■ Record extracts:

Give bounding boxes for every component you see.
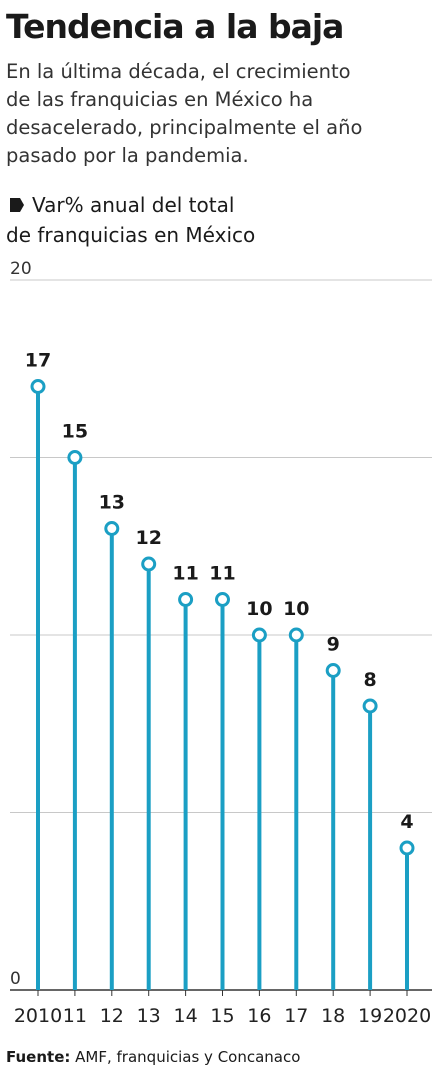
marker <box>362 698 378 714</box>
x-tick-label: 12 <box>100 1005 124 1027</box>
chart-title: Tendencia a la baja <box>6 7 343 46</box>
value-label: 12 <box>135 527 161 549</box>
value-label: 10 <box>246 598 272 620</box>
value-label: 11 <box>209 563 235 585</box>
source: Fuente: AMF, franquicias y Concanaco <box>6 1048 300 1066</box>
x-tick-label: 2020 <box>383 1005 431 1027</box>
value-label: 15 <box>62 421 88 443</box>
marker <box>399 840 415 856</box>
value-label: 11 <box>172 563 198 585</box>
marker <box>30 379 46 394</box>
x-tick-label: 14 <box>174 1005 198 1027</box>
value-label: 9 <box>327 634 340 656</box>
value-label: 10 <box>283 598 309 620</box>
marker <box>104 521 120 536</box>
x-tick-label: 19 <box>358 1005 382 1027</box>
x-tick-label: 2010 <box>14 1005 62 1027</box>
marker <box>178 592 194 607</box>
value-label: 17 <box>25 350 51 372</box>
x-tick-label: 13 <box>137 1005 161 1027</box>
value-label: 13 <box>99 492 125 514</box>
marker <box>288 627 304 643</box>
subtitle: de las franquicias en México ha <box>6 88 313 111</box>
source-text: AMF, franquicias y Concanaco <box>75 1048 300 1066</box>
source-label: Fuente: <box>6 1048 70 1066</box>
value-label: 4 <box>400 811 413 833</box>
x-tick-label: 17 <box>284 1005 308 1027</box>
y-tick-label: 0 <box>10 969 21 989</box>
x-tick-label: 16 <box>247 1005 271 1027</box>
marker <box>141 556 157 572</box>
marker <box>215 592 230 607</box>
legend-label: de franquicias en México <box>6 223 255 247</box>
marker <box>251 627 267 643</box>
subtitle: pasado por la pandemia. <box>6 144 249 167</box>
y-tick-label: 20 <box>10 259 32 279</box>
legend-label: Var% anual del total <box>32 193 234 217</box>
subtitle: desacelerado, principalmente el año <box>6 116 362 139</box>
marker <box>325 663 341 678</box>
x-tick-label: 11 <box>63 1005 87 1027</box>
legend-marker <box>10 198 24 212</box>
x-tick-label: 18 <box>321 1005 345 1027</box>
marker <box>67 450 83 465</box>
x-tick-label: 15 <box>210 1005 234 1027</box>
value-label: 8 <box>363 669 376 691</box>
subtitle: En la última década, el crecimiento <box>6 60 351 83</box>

■ Written exercise:
Rename "value-label" to "data-label" everywhere it occurs in the records. Give the lines back otherwise unchanged, leaving out the pictures.

■ Answer to this task:
Give bounding boxes for every component you see.
marker <box>362 698 378 714</box>
x-tick-label: 12 <box>100 1005 124 1027</box>
chart-title: Tendencia a la baja <box>6 7 343 46</box>
data-label: 12 <box>135 527 161 549</box>
data-label: 10 <box>246 598 272 620</box>
data-label: 11 <box>209 563 235 585</box>
source: Fuente: AMF, franquicias y Concanaco <box>6 1048 300 1066</box>
x-tick-label: 2020 <box>383 1005 431 1027</box>
data-label: 15 <box>62 421 88 443</box>
marker <box>399 840 415 856</box>
data-label: 11 <box>172 563 198 585</box>
marker <box>30 379 46 394</box>
x-tick-label: 14 <box>174 1005 198 1027</box>
data-label: 9 <box>327 634 340 656</box>
data-label: 10 <box>283 598 309 620</box>
marker <box>104 521 120 536</box>
x-tick-label: 19 <box>358 1005 382 1027</box>
x-tick-label: 2010 <box>14 1005 62 1027</box>
marker <box>178 592 194 607</box>
data-label: 17 <box>25 350 51 372</box>
x-tick-label: 13 <box>137 1005 161 1027</box>
data-label: 13 <box>99 492 125 514</box>
marker <box>288 627 304 643</box>
subtitle: de las franquicias en México ha <box>6 88 313 111</box>
source-text: AMF, franquicias y Concanaco <box>75 1048 300 1066</box>
source-label: Fuente: <box>6 1048 70 1066</box>
data-label: 4 <box>400 811 413 833</box>
x-tick-label: 17 <box>284 1005 308 1027</box>
y-tick-label: 0 <box>10 969 21 989</box>
x-tick-label: 16 <box>247 1005 271 1027</box>
marker <box>141 556 157 572</box>
marker <box>215 592 230 607</box>
legend-label: de franquicias en México <box>6 223 255 247</box>
marker <box>251 627 267 643</box>
subtitle: pasado por la pandemia. <box>6 144 249 167</box>
y-tick-label: 20 <box>10 259 32 279</box>
legend-label: Var% anual del total <box>32 193 234 217</box>
subtitle: desacelerado, principalmente el año <box>6 116 362 139</box>
marker <box>325 663 341 678</box>
x-tick-label: 11 <box>63 1005 87 1027</box>
legend-marker <box>10 198 24 212</box>
x-tick-label: 18 <box>321 1005 345 1027</box>
marker <box>67 450 83 465</box>
x-tick-label: 15 <box>210 1005 234 1027</box>
data-label: 8 <box>363 669 376 691</box>
subtitle: En la última década, el crecimiento <box>6 60 351 83</box>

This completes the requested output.